## Wybrany fragment
* * *

[Ks. A. P. Szelążek], O społeczności międzynarodowej, Miesięcznik Pasterski Płocki 11(1916) nr 6, s. 170-175.
SOCJOLOGIA KATOLICKA.
XII.
O społeczności międzynarodowej.
Wyłożenie przedmiotu. Przyjrzeliśmy się dotąd społecznościom w ich różnych postaciach i rozwoju, od społeczności gminnej, a wreszcie narodowej, zwanej Ojczyzny. Jak osobnik każdy, i rodzina i wszystkie inne społeczności podlegają prawom przyrodzonym, tak i wszystkie inne społeczności między sobą rządzą się prawami międzynarodowymi.
To prawo międzynarodowe obecnie badać będziemy, przekonamy się w oświeceniu faktów historycznych, że chrześcijaństwo nadało im jakby chrzest i swobodę rozwoju; z osłabieniem chrześcijaństwa i prawa te uległy upadkowi, począwszy od wieku XVI-go.

* * *

## Udostępniony materiał
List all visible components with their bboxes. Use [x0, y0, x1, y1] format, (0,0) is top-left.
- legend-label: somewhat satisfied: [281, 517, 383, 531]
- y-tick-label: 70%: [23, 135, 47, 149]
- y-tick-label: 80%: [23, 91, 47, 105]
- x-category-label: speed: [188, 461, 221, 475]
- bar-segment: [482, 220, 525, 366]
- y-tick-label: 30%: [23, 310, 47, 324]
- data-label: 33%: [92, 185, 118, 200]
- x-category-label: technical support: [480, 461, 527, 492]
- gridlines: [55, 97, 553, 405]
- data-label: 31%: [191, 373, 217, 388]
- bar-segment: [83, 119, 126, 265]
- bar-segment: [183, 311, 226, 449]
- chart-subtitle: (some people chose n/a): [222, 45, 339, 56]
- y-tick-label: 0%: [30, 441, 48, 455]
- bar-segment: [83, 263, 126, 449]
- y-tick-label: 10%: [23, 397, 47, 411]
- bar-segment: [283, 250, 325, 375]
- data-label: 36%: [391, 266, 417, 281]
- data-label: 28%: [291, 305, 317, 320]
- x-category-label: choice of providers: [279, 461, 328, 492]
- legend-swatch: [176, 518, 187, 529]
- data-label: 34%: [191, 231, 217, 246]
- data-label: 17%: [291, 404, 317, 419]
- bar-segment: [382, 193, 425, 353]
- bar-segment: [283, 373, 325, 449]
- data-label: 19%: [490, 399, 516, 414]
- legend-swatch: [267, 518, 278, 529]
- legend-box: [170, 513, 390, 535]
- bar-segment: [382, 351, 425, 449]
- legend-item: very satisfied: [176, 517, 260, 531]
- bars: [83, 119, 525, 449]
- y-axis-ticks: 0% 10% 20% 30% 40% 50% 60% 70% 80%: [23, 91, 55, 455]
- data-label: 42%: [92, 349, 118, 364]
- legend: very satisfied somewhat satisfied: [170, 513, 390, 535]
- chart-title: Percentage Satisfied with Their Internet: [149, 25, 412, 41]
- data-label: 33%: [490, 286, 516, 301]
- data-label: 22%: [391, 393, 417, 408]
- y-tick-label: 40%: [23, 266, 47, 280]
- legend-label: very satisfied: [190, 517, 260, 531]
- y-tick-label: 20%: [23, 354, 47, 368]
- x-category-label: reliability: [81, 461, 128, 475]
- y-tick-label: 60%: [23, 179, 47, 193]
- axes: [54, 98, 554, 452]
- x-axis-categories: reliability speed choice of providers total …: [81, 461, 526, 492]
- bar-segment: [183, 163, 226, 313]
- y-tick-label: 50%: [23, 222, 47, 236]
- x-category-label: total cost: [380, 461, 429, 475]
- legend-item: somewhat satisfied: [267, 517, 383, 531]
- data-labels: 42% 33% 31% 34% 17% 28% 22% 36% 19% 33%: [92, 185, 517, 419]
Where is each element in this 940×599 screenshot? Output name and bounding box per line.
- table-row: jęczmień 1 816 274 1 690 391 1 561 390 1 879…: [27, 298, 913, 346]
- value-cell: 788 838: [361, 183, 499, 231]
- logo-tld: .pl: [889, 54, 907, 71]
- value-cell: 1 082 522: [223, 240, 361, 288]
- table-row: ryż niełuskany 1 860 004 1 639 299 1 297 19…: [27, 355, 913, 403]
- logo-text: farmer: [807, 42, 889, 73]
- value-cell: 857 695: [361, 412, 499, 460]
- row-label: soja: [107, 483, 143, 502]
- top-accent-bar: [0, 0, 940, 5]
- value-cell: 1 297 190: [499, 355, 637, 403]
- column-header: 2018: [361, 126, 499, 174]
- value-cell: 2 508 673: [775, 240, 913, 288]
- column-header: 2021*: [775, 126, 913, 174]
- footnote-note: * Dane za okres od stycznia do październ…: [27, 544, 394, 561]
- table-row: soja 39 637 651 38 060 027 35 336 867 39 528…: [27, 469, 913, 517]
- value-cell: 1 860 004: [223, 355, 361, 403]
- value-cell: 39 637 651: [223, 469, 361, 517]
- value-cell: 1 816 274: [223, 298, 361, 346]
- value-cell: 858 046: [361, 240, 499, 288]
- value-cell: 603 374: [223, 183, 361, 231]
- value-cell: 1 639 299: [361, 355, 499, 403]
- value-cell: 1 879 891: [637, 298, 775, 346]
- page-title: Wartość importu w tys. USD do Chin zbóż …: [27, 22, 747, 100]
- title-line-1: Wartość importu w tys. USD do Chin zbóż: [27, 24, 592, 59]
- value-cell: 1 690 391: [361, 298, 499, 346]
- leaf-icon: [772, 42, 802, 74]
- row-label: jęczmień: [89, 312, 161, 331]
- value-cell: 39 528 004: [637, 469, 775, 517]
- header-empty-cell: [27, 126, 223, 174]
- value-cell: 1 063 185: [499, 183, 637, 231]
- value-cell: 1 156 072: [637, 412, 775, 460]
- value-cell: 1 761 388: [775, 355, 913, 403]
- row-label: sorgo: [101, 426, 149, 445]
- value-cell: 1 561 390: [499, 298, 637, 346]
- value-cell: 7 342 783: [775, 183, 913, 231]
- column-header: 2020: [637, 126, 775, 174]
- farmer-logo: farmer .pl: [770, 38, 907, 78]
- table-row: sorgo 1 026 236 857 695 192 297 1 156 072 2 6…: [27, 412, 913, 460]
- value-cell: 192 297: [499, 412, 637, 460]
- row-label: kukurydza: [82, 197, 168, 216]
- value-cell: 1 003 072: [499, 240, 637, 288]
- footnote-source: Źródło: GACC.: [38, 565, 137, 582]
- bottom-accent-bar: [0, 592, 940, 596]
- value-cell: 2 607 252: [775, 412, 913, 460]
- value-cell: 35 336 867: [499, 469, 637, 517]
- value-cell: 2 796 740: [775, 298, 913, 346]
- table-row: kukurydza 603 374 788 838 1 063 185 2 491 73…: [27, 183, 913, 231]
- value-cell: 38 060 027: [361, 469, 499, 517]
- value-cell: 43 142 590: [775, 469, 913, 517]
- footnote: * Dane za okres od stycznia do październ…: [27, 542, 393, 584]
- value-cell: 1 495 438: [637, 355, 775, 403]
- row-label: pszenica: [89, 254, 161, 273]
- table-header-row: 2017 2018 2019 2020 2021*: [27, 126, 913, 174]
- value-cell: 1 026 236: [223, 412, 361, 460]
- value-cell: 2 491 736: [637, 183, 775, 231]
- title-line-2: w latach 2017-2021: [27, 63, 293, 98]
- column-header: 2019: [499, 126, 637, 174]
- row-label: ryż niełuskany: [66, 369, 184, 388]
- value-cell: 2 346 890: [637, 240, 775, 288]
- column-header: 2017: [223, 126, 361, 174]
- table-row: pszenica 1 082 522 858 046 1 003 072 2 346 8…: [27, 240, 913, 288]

* * *

## Treść polecenia
Przepisz z wybranego fragmentu odcinek od „Wyłożenie przedmiotu. Przyjrzeliśmy” do „od wieku XVI-go.”, zmieniając w nim „osobnik” na „człowiek”. Materiał nie odgrywa tu żadnej roli.

## Odpowiedź pisemna
Wyłożenie przedmiotu. Przyjrzeliśmy się dotąd społecznościom w ich różnych postaciach i rozwoju, od społeczności gminnej, a wreszcie narodowej, zwanej Ojczyzny. Jak człowiek każdy, i rodzina i wszystkie inne społeczności podlegają prawom przyrodzonym, tak i wszystkie inne społeczności między sobą rządzą się prawami międzynarodowymi.
To prawo międzynarodowe obecnie badać będziemy, przekonamy się w oświeceniu faktów historycznych, że chrześcijaństwo nadało im jakby chrzest i swobodę rozwoju; z osłabieniem chrześcijaństwa i prawa te uległy upadkowi, począwszy od wieku XVI-go.